_WHAT THE EXERCISE ASKS_
Find all lines in the listing that include the word "diagram", then copy them.

_SUPPLIED MATERIAL_

──────────

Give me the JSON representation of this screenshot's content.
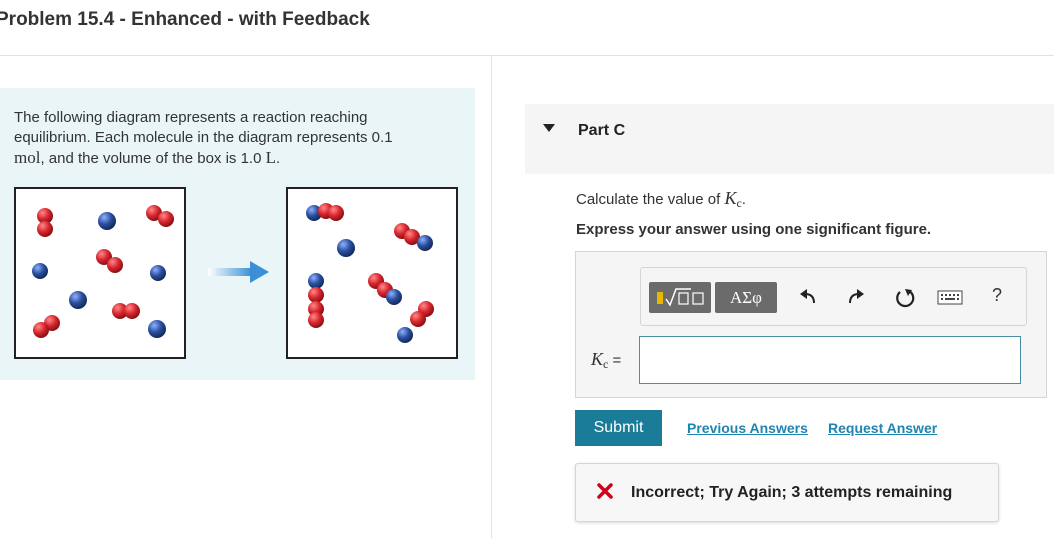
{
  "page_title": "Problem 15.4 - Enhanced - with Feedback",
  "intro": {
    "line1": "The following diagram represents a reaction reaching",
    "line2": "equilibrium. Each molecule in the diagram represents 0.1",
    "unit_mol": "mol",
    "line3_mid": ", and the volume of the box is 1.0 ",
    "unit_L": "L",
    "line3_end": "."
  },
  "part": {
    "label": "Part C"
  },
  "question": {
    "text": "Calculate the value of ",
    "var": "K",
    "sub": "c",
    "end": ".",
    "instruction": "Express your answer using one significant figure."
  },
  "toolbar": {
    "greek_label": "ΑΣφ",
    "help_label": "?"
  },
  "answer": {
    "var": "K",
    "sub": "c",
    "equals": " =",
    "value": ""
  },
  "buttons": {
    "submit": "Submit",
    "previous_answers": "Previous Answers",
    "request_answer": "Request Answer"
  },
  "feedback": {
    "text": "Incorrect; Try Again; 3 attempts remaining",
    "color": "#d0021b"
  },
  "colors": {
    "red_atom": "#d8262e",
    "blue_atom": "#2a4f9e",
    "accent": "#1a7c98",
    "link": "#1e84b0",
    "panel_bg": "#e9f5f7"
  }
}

──────────

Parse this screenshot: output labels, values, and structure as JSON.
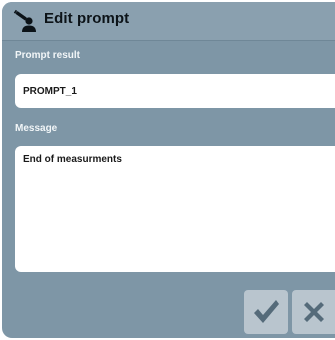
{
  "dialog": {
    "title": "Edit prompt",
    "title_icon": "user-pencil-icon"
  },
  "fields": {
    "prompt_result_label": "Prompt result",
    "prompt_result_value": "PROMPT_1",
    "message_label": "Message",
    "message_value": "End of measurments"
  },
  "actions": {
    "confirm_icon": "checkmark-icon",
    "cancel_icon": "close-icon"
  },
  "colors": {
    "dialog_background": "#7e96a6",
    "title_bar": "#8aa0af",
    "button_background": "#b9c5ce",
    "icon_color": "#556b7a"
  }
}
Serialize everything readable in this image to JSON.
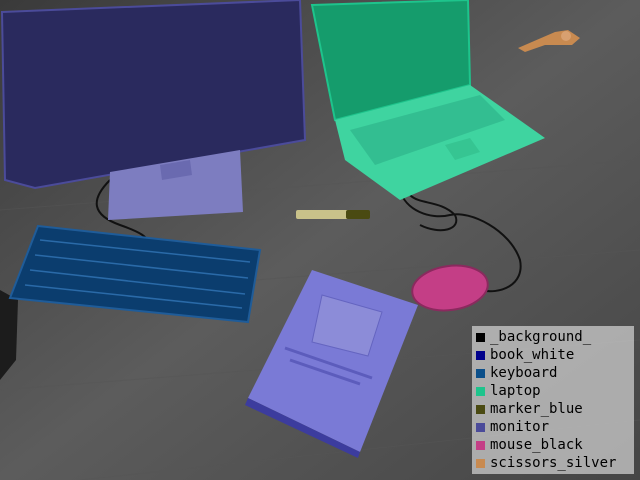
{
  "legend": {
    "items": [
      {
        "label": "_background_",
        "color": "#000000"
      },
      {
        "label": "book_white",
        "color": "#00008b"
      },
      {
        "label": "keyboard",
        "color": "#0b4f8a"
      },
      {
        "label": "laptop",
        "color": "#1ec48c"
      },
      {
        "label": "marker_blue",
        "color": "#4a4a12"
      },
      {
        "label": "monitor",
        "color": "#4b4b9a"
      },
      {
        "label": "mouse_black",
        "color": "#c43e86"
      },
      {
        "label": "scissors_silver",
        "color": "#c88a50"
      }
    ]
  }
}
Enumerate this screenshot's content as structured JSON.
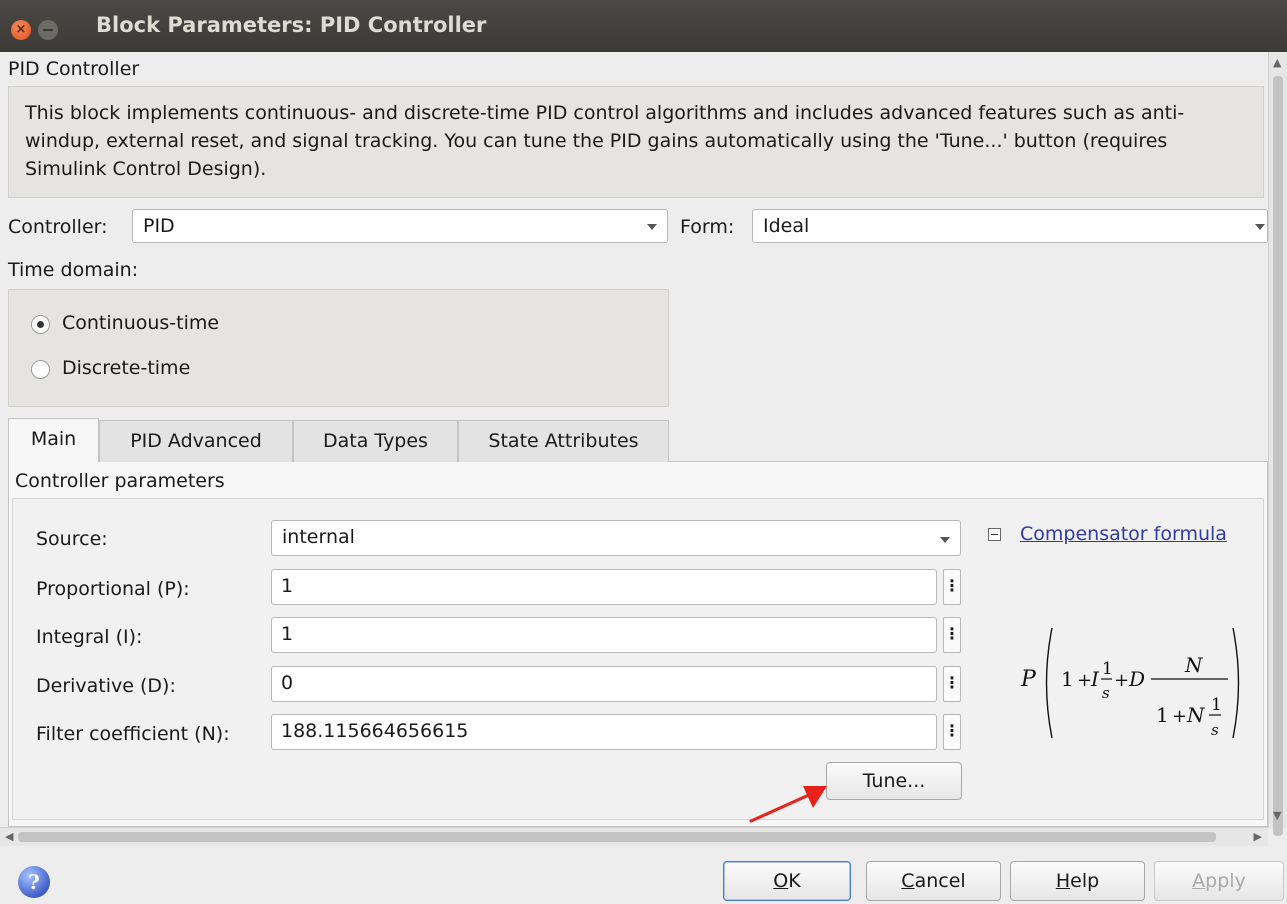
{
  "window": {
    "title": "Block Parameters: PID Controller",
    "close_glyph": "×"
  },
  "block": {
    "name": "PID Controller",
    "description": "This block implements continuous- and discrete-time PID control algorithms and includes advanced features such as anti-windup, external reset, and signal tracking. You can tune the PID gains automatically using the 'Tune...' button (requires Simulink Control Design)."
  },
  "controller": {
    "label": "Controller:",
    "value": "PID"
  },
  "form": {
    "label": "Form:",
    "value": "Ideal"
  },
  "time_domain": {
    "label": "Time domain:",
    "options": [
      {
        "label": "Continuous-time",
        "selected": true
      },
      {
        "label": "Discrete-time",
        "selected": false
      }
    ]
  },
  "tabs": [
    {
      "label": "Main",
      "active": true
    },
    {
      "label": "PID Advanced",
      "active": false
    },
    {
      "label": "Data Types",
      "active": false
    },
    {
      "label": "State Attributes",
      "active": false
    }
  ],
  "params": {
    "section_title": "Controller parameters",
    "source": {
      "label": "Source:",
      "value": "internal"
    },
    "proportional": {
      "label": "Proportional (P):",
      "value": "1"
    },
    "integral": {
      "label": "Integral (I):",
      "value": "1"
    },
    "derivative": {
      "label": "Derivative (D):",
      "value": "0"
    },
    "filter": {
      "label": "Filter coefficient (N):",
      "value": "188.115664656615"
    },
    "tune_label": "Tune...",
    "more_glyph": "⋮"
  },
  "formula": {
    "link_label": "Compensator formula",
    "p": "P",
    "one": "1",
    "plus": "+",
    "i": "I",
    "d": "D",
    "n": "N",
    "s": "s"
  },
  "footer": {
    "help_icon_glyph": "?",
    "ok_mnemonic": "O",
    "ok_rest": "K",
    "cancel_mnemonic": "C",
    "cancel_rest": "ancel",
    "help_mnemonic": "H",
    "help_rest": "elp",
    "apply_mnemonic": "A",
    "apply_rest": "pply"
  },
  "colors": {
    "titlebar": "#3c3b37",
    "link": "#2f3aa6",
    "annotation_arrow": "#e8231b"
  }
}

──────────

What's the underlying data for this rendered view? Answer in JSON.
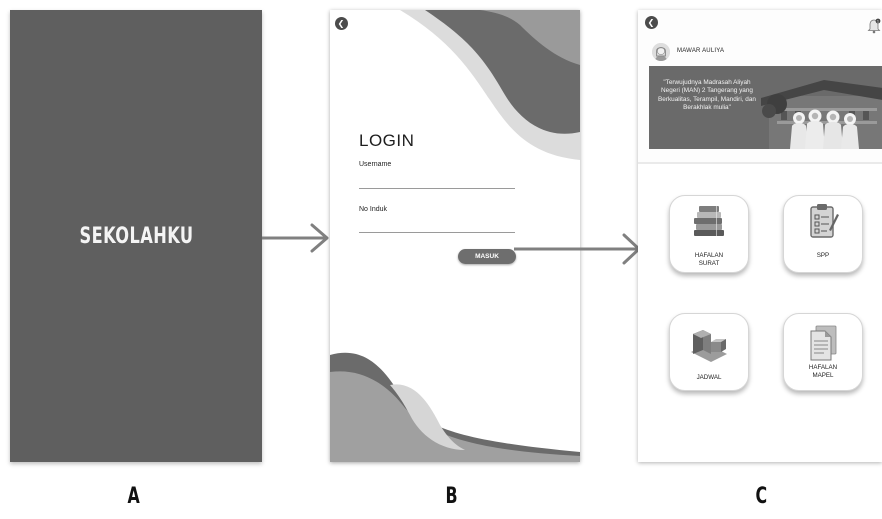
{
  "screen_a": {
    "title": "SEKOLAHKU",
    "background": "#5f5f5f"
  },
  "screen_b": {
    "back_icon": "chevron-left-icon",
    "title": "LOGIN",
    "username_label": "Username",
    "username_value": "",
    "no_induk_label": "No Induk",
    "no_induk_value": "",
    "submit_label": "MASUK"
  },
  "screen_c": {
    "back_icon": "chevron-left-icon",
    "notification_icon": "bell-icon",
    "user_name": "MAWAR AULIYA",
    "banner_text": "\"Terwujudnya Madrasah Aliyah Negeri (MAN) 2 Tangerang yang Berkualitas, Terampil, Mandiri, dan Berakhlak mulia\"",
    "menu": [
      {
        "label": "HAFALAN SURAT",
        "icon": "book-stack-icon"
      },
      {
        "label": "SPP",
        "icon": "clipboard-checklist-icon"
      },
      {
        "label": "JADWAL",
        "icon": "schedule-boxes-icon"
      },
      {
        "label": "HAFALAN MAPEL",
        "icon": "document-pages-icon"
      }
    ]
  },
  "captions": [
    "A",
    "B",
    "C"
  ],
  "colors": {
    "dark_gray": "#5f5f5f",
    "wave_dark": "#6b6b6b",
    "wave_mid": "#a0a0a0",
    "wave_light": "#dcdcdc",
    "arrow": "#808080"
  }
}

──────────

_ANSWER TO THE EXERCISE_
    "line1": "The following diagram represents a reaction reaching",
    "line2": "equilibrium. Each molecule in the diagram represents 0.1",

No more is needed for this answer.